Exercise details =>
For this exercise, copy out each line of the material below that includes "JSON".

Extracted information =>
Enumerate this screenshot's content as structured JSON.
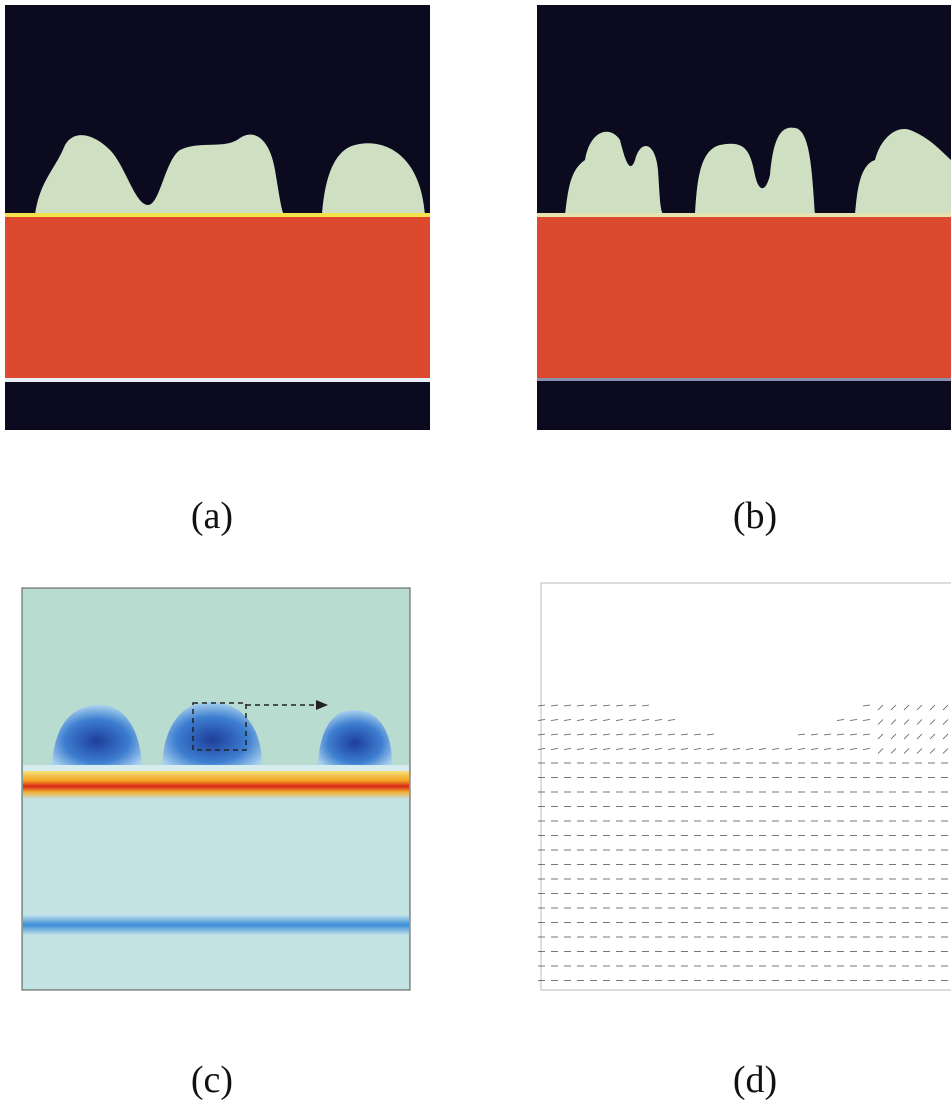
{
  "figure": {
    "panels": [
      {
        "label": "(a)"
      },
      {
        "label": "(b)"
      },
      {
        "label": "(c)"
      },
      {
        "label": "(d)"
      }
    ]
  }
}
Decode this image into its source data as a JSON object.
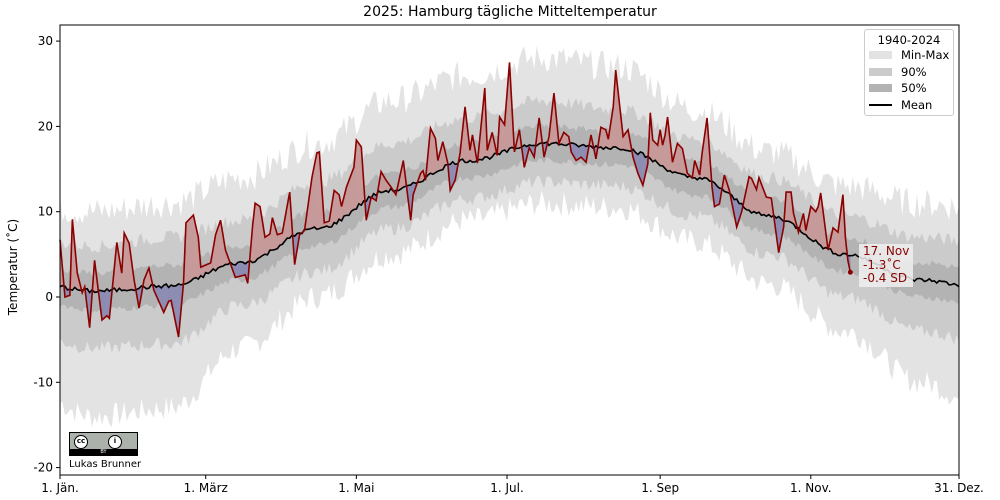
{
  "chart_data": {
    "type": "line",
    "title": "2025: Hamburg tägliche Mitteltemperatur",
    "ylabel": "Temperatur (˚C)",
    "xlabel": "",
    "ylim": [
      -21,
      32
    ],
    "xlim": [
      "2025-01-01",
      "2025-12-31"
    ],
    "grid": false,
    "y_ticks": [
      -20,
      -10,
      0,
      10,
      20,
      30
    ],
    "x_ticks": [
      {
        "date": "01-01",
        "label": "1. Jän."
      },
      {
        "date": "03-01",
        "label": "1. März"
      },
      {
        "date": "05-01",
        "label": "1. Mai"
      },
      {
        "date": "07-01",
        "label": "1. Jul."
      },
      {
        "date": "09-01",
        "label": "1. Sep"
      },
      {
        "date": "11-01",
        "label": "1. Nov."
      },
      {
        "date": "12-31",
        "label": "31. Dez."
      }
    ],
    "legend": {
      "title": "1940-2024",
      "placement": "top-right",
      "entries": [
        "Min-Max",
        "90%",
        "50%",
        "Mean"
      ]
    },
    "colors": {
      "minmax": "#e3e3e3",
      "p90": "#cbcbcb",
      "p50": "#b3b3b3",
      "mean": "#000000",
      "obs_line": "#8b0000",
      "above_fill": "#c79a9a",
      "below_fill": "#8d8db3"
    },
    "climatology_monthly": {
      "month": [
        "01",
        "02",
        "03",
        "04",
        "05",
        "06",
        "07",
        "08",
        "09",
        "10",
        "11",
        "12"
      ],
      "mean": [
        0.7,
        1.3,
        4,
        8,
        12.5,
        16,
        18,
        17.5,
        14,
        9.5,
        5,
        2
      ],
      "p25": [
        -1.5,
        -1,
        2,
        6,
        10.5,
        14,
        16,
        15.5,
        12,
        7.5,
        3,
        0
      ],
      "p75": [
        2.8,
        3.7,
        6,
        10,
        14.5,
        18,
        20,
        19.5,
        16,
        11.5,
        7,
        4
      ],
      "p5": [
        -6,
        -5.5,
        -1,
        3,
        8,
        11.5,
        13.5,
        13,
        9.5,
        5,
        0,
        -4
      ],
      "p95": [
        6,
        7,
        9,
        13.5,
        18,
        21,
        23,
        22,
        18.5,
        14,
        9.5,
        7
      ],
      "min": [
        -14,
        -13,
        -6,
        0,
        5,
        9,
        11,
        10.5,
        6.5,
        1.5,
        -4,
        -10
      ],
      "max": [
        10,
        11,
        14,
        18,
        23,
        26,
        28,
        27,
        22,
        17,
        13,
        11
      ]
    },
    "series_2025": {
      "x": [
        "01-01",
        "01-03",
        "01-05",
        "01-06",
        "01-08",
        "01-10",
        "01-11",
        "01-13",
        "01-15",
        "01-18",
        "01-20",
        "01-21",
        "01-24",
        "01-26",
        "01-27",
        "01-29",
        "01-31",
        "02-02",
        "02-04",
        "02-06",
        "02-08",
        "02-12",
        "02-14",
        "02-15",
        "02-18",
        "02-20",
        "02-21",
        "02-24",
        "02-26",
        "02-27",
        "03-03",
        "03-05",
        "03-07",
        "03-09",
        "03-13",
        "03-17",
        "03-18",
        "03-20",
        "03-21",
        "03-23",
        "03-25",
        "03-27",
        "03-28",
        "03-30",
        "04-01",
        "04-04",
        "04-06",
        "04-08",
        "04-10",
        "04-13",
        "04-15",
        "04-16",
        "04-18",
        "04-20",
        "04-22",
        "04-24",
        "04-25",
        "04-27",
        "04-30",
        "05-01",
        "05-03",
        "05-05",
        "05-07",
        "05-09",
        "05-11",
        "05-13",
        "05-15",
        "05-17",
        "05-20",
        "05-23",
        "05-24",
        "05-27",
        "05-28",
        "05-29",
        "05-31",
        "06-02",
        "06-03",
        "06-05",
        "06-07",
        "06-08",
        "06-10",
        "06-12",
        "06-14",
        "06-16",
        "06-17",
        "06-19",
        "06-22",
        "06-23",
        "06-25",
        "06-27",
        "06-28",
        "06-30",
        "07-02",
        "07-04",
        "07-06",
        "07-08",
        "07-10",
        "07-12",
        "07-14",
        "07-16",
        "07-18",
        "07-20",
        "07-22",
        "07-24",
        "07-26",
        "07-27",
        "07-29",
        "07-31",
        "08-02",
        "08-04",
        "08-06",
        "08-08",
        "08-10",
        "08-11",
        "08-13",
        "08-14",
        "08-17",
        "08-19",
        "08-21",
        "08-23",
        "08-25",
        "08-27",
        "08-28",
        "08-29",
        "08-31",
        "09-01",
        "09-02",
        "09-03",
        "09-04",
        "09-06",
        "09-08",
        "09-10",
        "09-12",
        "09-14",
        "09-15",
        "09-17",
        "09-18",
        "09-20",
        "09-22",
        "09-23",
        "09-25",
        "09-27",
        "09-29",
        "10-02",
        "10-04",
        "10-07",
        "10-08",
        "10-10",
        "10-11",
        "10-14",
        "10-16",
        "10-19",
        "10-21",
        "10-22",
        "10-24",
        "10-25",
        "10-27",
        "10-29",
        "10-30",
        "11-01",
        "11-03",
        "11-04",
        "11-05",
        "11-08",
        "11-10",
        "11-12",
        "11-14",
        "11-15",
        "11-16",
        "11-17"
      ],
      "y": [
        6.7,
        0,
        0.2,
        9.1,
        2.8,
        0.5,
        1.2,
        -3.6,
        4.3,
        -2.7,
        -2.2,
        -2.5,
        6.4,
        2.8,
        7.5,
        6.3,
        2.0,
        -1.3,
        2.0,
        3.4,
        0.8,
        -1.8,
        -0.5,
        -0.4,
        -4.7,
        1.6,
        8.7,
        9.6,
        7.0,
        3.5,
        4.0,
        7.3,
        9.0,
        5.5,
        2.3,
        2.6,
        1.6,
        8.4,
        11,
        10.6,
        7,
        7.4,
        9.3,
        7.3,
        7.5,
        12.3,
        3.8,
        7.3,
        7.8,
        14,
        16.9,
        17,
        8.7,
        8.9,
        12.5,
        12,
        10.6,
        12.9,
        15.2,
        18.4,
        17.6,
        9,
        11.7,
        11.3,
        14.7,
        13.7,
        12.9,
        12,
        16,
        9,
        12,
        14.5,
        14.8,
        13.7,
        19.8,
        18.6,
        16,
        18.2,
        15.7,
        12.5,
        13.7,
        16.9,
        22.3,
        17.2,
        19,
        15.7,
        24.5,
        17.2,
        19.3,
        16.6,
        21.1,
        20.2,
        27.5,
        17,
        19.6,
        15.2,
        17.5,
        16.4,
        21,
        16.4,
        18.8,
        23.9,
        18,
        19.3,
        18.8,
        17,
        16,
        16.4,
        15.8,
        19,
        16.2,
        19.9,
        19.6,
        18.5,
        22.3,
        26.6,
        18.8,
        19.6,
        16.4,
        14.5,
        13.1,
        15.6,
        21.6,
        18.4,
        17.8,
        19.6,
        17.8,
        19,
        21.1,
        15.8,
        18,
        17.4,
        14.5,
        14,
        16,
        14.3,
        16.9,
        21,
        12.9,
        10.6,
        10.9,
        14.3,
        12.5,
        8.2,
        10,
        14.1,
        13.9,
        12.6,
        14,
        11.7,
        11.6,
        5.2,
        8.2,
        12.3,
        12.3,
        9.8,
        7.6,
        9.8,
        7.8,
        10.6,
        10,
        10.6,
        12.2,
        5.5,
        8.1,
        7.6,
        12,
        7,
        4.3,
        2.9
      ]
    },
    "annotation": {
      "date": "17. Nov",
      "value": "-1.3˚C",
      "sd": "-0.4 SD"
    }
  },
  "credit": {
    "license": "CC BY",
    "author": "Lukas Brunner"
  }
}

Task solution =>
Enumerate this screenshot's content as structured JSON.
Decode this image into its source data as a JSON object.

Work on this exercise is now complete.